### Instructions to follow
Locate the line that contains "Transcribe this image's". Reproduce it and all following lines up to the end of the material, exactly and with nothing added.

### Given information
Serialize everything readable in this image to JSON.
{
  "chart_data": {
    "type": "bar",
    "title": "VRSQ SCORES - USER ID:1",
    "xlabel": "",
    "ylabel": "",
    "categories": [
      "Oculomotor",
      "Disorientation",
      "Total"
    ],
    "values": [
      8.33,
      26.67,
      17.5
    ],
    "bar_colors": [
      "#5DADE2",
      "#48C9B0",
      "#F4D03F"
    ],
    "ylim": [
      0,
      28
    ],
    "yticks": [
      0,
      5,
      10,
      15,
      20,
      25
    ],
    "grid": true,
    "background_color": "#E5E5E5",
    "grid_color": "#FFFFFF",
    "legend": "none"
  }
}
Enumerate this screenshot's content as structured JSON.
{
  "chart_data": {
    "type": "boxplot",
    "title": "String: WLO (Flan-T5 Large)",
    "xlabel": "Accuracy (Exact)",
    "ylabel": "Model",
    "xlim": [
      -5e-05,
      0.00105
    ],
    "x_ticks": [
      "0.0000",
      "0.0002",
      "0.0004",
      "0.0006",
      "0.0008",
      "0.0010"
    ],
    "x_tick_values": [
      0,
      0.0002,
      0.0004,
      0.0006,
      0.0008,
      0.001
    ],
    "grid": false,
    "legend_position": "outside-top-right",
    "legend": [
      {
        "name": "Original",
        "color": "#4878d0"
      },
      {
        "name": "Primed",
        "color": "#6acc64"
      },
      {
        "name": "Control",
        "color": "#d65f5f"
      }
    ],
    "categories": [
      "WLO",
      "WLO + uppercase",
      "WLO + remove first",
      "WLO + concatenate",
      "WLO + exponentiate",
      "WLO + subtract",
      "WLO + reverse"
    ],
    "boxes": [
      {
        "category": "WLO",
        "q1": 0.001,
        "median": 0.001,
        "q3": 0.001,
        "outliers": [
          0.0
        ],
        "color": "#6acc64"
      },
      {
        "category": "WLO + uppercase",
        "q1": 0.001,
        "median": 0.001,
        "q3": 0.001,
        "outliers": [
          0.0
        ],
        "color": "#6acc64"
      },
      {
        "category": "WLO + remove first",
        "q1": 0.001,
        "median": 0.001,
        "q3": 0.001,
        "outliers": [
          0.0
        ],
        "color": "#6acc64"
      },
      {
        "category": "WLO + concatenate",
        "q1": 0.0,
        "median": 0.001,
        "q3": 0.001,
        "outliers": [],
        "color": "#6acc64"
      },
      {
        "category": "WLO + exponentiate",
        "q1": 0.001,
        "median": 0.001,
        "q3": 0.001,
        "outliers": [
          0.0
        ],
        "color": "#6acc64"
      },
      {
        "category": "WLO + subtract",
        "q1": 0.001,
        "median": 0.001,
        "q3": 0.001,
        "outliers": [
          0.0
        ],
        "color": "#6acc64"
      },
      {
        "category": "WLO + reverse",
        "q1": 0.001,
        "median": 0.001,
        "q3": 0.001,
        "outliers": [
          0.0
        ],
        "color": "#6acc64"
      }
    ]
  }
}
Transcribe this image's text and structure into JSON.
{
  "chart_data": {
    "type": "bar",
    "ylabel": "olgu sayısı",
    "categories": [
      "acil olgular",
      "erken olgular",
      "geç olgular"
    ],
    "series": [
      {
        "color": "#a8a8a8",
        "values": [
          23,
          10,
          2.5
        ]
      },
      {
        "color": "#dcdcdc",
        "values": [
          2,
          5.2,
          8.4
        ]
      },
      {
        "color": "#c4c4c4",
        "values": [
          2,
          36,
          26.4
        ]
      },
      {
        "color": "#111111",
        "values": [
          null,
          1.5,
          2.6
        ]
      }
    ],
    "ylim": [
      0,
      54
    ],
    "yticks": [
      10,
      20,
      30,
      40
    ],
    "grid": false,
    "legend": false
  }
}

### Solution to this problem
Transcribe this image's text and structure into JSON.
{
  "chart_data": {
    "type": "bar",
    "ylabel": "olgu sayısı",
    "categories": [
      "acil olgular",
      "erken olgular",
      "geç olgular"
    ],
    "series": [
      {
        "color": "#a8a8a8",
        "values": [
          23,
          10,
          2.5
        ]
      },
      {
        "color": "#dcdcdc",
        "values": [
          2,
          5.2,
          8.4
        ]
      },
      {
        "color": "#c4c4c4",
        "values": [
          2,
          36,
          26.4
        ]
      },
      {
        "color": "#111111",
        "values": [
          null,
          1.5,
          2.6
        ]
      }
    ],
    "ylim": [
      0,
      54
    ],
    "yticks": [
      10,
      20,
      30,
      40
    ],
    "grid": false,
    "legend": false
  }
}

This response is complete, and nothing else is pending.